-- Exercise requirements --
Retype the whole listing, please, keeping every line exact and dropping the pictures.

-- Provided information --
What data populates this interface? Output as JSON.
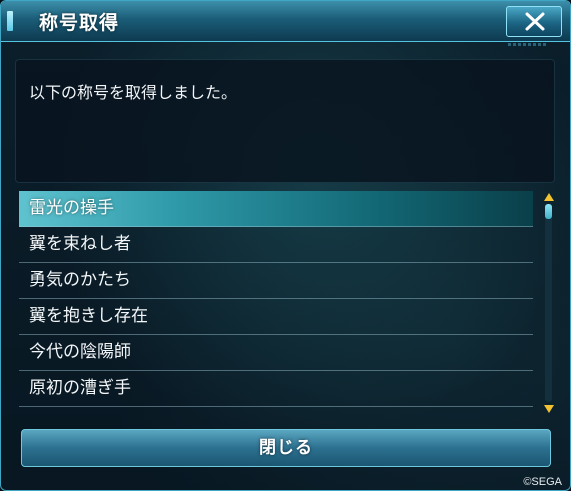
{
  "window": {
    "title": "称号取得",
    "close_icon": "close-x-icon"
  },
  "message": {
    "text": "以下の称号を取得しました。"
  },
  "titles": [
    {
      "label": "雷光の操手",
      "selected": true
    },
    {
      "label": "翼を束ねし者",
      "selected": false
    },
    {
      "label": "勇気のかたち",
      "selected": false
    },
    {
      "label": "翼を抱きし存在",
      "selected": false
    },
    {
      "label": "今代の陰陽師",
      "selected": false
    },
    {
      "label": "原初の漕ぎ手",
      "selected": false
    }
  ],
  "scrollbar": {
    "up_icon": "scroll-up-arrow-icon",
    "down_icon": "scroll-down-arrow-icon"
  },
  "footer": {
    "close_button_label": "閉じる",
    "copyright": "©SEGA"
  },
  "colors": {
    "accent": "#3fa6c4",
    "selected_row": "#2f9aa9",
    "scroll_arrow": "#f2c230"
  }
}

-- Output below --
What data populates this interface? Output as JSON.
{
  "window": {
    "title": "称号取得",
    "close_icon": "close-x-icon"
  },
  "message": {
    "text": "以下の称号を取得しました。"
  },
  "titles": [
    {
      "label": "雷光の操手",
      "selected": true
    },
    {
      "label": "翼を束ねし者",
      "selected": false
    },
    {
      "label": "勇気のかたち",
      "selected": false
    },
    {
      "label": "翼を抱きし存在",
      "selected": false
    },
    {
      "label": "今代の陰陽師",
      "selected": false
    },
    {
      "label": "原初の漕ぎ手",
      "selected": false
    }
  ],
  "scrollbar": {
    "up_icon": "scroll-up-arrow-icon",
    "down_icon": "scroll-down-arrow-icon"
  },
  "footer": {
    "close_button_label": "閉じる",
    "copyright": "©SEGA"
  },
  "colors": {
    "accent": "#3fa6c4",
    "selected_row": "#2f9aa9",
    "scroll_arrow": "#f2c230"
  }
}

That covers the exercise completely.